- _What you should do_:
Print all the data, keeping every line exactly as it is.

- _Given records_:
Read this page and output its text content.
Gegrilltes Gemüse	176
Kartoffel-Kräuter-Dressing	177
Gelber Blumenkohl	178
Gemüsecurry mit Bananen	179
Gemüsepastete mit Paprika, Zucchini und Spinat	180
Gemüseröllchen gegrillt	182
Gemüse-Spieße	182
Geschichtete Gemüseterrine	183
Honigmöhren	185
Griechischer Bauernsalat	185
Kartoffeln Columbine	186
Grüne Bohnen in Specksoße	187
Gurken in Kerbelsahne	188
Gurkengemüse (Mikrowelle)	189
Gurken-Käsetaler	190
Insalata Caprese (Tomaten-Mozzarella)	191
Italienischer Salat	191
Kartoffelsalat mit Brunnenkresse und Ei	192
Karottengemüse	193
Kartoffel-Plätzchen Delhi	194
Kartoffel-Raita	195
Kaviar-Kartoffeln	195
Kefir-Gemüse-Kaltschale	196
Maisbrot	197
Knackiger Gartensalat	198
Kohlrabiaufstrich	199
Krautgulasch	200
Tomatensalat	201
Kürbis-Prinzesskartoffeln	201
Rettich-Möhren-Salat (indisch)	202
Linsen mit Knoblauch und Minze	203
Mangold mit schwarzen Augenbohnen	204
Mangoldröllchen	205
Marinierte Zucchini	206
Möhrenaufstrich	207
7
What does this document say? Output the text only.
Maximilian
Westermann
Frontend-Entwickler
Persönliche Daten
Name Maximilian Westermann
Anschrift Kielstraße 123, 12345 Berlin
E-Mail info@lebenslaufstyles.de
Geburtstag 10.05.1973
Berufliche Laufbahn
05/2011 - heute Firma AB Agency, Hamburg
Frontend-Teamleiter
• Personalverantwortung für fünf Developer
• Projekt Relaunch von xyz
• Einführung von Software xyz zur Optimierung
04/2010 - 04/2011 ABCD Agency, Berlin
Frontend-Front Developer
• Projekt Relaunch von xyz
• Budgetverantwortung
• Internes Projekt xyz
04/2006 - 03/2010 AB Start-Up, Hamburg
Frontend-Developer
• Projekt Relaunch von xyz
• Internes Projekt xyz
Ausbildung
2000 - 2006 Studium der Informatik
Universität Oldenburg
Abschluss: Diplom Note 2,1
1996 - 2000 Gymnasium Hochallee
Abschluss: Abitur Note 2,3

- _Output_:
Read this page and output its text content.
Gegrilltes Gemüse	176
Kartoffel-Kräuter-Dressing	177
Gelber Blumenkohl	178
Gemüsecurry mit Bananen	179
Gemüsepastete mit Paprika, Zucchini und Spinat	180
Gemüseröllchen gegrillt	182
Gemüse-Spieße	182
Geschichtete Gemüseterrine	183
Honigmöhren	185
Griechischer Bauernsalat	185
Kartoffeln Columbine	186
Grüne Bohnen in Specksoße	187
Gurken in Kerbelsahne	188
Gurkengemüse (Mikrowelle)	189
Gurken-Käsetaler	190
Insalata Caprese (Tomaten-Mozzarella)	191
Italienischer Salat	191
Kartoffelsalat mit Brunnenkresse und Ei	192
Karottengemüse	193
Kartoffel-Plätzchen Delhi	194
Kartoffel-Raita	195
Kaviar-Kartoffeln	195
Kefir-Gemüse-Kaltschale	196
Maisbrot	197
Knackiger Gartensalat	198
Kohlrabiaufstrich	199
Krautgulasch	200
Tomatensalat	201
Kürbis-Prinzesskartoffeln	201
Rettich-Möhren-Salat (indisch)	202
Linsen mit Knoblauch und Minze	203
Mangold mit schwarzen Augenbohnen	204
Mangoldröllchen	205
Marinierte Zucchini	206
Möhrenaufstrich	207
7
What does this document say? Output the text only.
Maximilian
Westermann
Frontend-Entwickler
Persönliche Daten
Name Maximilian Westermann
Anschrift Kielstraße 123, 12345 Berlin
E-Mail info@lebenslaufstyles.de
Geburtstag 10.05.1973
Berufliche Laufbahn
05/2011 - heute Firma AB Agency, Hamburg
Frontend-Teamleiter
• Personalverantwortung für fünf Developer
• Projekt Relaunch von xyz
• Einführung von Software xyz zur Optimierung
04/2010 - 04/2011 ABCD Agency, Berlin
Frontend-Front Developer
• Projekt Relaunch von xyz
• Budgetverantwortung
• Internes Projekt xyz
04/2006 - 03/2010 AB Start-Up, Hamburg
Frontend-Developer
• Projekt Relaunch von xyz
• Internes Projekt xyz
Ausbildung
2000 - 2006 Studium der Informatik
Universität Oldenburg
Abschluss: Diplom Note 2,1
1996 - 2000 Gymnasium Hochallee
Abschluss: Abitur Note 2,3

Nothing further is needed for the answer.